(Figure contents as structured data)
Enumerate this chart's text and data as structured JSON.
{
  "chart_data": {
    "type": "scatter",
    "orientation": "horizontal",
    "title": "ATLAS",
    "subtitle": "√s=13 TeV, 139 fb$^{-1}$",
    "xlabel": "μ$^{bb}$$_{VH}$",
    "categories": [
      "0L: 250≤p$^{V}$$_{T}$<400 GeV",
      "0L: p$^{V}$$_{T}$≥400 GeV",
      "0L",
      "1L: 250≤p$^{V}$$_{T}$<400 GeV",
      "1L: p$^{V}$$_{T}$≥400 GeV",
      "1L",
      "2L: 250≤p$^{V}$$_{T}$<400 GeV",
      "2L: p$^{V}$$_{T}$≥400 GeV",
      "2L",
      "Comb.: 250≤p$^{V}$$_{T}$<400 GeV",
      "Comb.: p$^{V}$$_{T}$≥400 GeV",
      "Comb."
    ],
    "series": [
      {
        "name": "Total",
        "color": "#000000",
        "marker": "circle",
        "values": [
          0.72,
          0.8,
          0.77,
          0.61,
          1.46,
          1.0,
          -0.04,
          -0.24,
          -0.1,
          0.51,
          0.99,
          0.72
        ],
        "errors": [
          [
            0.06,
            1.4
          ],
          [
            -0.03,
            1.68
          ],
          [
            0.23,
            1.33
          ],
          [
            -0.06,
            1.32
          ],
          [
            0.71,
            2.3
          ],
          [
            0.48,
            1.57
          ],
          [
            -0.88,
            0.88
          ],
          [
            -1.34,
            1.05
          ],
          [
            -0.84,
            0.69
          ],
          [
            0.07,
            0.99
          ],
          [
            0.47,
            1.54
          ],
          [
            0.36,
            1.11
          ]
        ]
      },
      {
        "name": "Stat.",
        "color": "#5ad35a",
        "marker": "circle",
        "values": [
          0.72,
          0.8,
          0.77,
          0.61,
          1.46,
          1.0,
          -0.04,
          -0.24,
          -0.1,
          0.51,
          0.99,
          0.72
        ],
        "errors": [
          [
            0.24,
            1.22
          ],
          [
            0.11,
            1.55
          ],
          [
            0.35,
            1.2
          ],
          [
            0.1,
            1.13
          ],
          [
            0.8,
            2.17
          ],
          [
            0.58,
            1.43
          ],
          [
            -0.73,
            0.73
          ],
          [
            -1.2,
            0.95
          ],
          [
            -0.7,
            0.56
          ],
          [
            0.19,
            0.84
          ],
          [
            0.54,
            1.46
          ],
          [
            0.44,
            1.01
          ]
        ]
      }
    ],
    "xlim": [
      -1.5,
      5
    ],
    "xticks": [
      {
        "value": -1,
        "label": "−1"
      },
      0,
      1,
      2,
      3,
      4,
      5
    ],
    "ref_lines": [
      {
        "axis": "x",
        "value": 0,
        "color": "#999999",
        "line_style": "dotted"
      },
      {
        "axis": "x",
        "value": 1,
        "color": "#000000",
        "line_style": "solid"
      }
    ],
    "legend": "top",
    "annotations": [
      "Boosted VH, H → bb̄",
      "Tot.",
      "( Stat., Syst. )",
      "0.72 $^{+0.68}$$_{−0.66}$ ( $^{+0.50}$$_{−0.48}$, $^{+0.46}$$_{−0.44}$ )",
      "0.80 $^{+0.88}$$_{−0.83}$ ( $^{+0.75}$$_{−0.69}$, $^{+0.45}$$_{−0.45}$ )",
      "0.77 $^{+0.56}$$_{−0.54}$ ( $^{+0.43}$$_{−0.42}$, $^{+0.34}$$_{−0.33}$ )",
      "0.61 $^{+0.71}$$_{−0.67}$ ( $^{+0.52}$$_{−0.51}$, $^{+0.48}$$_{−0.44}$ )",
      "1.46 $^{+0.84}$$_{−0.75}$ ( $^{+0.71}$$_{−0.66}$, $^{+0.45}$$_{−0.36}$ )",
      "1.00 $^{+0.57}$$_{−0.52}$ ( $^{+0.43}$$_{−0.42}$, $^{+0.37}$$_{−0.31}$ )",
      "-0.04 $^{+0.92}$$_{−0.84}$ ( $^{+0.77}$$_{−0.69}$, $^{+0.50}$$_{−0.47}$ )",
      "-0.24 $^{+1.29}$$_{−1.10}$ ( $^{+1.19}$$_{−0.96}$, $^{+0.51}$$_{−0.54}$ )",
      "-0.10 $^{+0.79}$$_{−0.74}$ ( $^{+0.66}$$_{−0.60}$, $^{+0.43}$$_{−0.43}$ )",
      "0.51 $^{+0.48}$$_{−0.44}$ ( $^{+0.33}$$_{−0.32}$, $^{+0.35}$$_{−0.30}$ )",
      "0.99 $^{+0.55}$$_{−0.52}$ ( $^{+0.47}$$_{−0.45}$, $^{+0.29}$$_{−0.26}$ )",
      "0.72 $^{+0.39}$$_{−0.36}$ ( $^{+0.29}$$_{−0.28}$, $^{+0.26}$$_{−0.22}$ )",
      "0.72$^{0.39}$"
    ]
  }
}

**GIVEN TASK**. Lines holding the word "color" in the entries above are the ones to pull out. Copy them all.

**WRITTEN REPLY**.
        "color": "#000000",
        "color": "#5ad35a",
        "color": "#999999",
        "color": "#000000",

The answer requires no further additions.